━━ Data rows

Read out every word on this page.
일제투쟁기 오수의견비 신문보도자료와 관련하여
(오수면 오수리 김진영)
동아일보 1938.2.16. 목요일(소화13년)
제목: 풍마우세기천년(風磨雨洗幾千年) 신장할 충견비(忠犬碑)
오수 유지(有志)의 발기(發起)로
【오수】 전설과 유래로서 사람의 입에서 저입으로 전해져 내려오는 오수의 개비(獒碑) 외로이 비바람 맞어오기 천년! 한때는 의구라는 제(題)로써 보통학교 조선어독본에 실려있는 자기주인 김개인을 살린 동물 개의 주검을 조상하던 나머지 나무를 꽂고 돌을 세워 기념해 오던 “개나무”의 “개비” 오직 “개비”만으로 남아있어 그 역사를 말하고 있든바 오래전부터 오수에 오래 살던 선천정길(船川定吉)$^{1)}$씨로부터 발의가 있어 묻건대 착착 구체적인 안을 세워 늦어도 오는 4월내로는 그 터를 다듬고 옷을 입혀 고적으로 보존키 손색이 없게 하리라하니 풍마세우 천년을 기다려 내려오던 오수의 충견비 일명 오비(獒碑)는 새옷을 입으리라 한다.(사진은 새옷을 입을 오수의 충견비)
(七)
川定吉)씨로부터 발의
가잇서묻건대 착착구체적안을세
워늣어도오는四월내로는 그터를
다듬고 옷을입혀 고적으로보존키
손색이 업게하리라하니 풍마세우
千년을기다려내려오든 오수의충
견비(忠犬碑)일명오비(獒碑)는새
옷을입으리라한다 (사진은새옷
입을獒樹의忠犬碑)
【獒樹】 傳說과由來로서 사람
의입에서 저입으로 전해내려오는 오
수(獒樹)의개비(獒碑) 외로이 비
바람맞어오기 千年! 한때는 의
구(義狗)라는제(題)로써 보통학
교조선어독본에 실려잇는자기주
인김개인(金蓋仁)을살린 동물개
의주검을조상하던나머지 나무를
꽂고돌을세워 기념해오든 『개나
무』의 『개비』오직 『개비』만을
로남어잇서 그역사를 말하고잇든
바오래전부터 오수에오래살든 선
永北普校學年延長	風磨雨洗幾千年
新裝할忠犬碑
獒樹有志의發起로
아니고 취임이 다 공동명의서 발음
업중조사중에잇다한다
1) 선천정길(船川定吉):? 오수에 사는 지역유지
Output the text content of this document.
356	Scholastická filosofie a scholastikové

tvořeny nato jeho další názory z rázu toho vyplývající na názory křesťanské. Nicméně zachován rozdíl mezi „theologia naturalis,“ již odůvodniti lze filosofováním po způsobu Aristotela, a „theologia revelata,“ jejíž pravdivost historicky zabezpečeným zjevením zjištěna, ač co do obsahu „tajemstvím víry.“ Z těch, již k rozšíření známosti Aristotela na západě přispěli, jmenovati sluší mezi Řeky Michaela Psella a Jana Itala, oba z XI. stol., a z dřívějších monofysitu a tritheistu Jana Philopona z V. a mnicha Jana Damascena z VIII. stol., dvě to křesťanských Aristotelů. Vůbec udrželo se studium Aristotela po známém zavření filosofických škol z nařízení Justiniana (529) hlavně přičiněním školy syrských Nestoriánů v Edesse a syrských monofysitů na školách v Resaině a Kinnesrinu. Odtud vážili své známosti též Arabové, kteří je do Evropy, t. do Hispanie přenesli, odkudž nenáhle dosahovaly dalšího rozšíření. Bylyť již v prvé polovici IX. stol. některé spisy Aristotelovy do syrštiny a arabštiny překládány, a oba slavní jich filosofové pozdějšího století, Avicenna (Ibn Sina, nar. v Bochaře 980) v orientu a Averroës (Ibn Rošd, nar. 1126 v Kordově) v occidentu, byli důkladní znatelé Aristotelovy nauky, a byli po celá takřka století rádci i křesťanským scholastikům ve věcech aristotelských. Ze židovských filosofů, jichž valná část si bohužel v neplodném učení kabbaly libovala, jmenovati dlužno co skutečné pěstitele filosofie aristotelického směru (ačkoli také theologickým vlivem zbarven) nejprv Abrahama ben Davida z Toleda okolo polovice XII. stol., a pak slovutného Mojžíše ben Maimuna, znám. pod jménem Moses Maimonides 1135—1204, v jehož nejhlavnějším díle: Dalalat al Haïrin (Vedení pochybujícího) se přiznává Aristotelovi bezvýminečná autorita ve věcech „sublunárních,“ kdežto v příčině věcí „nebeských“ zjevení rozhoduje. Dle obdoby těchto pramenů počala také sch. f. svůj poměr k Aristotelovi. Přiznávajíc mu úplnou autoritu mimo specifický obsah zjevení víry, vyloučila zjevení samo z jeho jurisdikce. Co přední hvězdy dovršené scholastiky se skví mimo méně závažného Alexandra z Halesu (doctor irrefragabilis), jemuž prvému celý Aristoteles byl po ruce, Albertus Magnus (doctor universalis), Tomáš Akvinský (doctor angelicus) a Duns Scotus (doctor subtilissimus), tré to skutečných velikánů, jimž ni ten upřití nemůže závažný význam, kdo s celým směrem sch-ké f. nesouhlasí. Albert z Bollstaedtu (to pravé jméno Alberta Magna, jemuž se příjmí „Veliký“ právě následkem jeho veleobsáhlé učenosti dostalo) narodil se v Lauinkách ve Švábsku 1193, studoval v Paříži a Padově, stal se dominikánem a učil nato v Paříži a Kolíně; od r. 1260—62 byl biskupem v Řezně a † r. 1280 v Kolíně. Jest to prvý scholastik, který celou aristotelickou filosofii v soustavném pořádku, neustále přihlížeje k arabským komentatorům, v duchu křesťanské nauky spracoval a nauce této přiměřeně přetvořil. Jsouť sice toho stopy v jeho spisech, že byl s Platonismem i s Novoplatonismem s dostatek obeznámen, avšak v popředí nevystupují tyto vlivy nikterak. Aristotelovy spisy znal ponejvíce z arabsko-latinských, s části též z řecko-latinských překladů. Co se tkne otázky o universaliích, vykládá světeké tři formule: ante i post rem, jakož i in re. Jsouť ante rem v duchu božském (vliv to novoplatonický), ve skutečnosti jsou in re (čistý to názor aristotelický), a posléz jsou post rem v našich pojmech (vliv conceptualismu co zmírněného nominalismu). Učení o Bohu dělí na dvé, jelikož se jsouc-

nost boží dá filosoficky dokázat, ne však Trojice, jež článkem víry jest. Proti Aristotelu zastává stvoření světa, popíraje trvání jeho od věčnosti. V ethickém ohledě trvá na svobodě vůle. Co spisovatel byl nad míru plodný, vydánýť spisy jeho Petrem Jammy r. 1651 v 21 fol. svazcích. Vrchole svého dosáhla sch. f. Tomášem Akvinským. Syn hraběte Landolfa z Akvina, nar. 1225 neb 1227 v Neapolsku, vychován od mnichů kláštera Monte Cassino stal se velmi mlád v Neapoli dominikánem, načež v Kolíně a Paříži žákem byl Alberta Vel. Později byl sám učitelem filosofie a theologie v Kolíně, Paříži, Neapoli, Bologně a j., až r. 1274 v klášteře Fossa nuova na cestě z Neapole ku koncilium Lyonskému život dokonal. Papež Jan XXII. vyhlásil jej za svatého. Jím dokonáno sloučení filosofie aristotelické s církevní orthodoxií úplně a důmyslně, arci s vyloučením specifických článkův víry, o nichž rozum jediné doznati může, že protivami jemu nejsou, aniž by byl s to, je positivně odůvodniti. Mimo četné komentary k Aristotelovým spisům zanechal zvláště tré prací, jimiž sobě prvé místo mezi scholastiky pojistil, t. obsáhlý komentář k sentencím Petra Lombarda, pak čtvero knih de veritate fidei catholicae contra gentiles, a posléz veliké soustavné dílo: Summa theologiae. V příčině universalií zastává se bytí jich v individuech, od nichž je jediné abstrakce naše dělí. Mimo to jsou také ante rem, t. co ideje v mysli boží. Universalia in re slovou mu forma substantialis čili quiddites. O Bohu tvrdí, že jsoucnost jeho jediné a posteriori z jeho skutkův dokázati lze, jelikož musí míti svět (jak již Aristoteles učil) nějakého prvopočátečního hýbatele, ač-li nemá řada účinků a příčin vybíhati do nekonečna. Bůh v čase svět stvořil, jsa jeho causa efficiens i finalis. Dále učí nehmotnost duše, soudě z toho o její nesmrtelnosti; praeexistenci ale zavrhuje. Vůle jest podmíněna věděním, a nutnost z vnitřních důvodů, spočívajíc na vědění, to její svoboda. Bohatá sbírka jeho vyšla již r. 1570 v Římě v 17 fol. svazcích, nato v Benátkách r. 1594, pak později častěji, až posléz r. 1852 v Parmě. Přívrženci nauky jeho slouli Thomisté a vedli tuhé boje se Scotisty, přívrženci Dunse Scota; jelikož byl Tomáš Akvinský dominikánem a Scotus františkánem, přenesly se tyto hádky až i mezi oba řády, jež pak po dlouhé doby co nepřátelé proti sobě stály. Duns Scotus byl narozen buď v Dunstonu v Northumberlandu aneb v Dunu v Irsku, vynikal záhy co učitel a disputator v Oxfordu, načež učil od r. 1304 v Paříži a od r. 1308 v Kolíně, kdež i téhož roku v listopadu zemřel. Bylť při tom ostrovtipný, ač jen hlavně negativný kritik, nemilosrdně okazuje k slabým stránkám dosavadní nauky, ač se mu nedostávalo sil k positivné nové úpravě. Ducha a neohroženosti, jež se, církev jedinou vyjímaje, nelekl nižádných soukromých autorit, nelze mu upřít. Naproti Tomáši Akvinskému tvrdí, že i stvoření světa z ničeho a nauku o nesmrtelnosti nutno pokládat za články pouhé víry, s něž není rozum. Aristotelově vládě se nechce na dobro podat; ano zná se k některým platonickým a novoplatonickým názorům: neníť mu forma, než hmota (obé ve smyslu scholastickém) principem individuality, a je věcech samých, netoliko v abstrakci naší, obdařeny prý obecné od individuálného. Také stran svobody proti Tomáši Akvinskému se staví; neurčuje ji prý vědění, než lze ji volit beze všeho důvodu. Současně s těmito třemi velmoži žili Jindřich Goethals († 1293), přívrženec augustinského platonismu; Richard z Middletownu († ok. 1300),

━━━━

▸ **What the task requires**: Tell how many lines in the material contain the word "風磨雨洗幾千年". Only the number is wanted.

▸ **Complete answer**: 2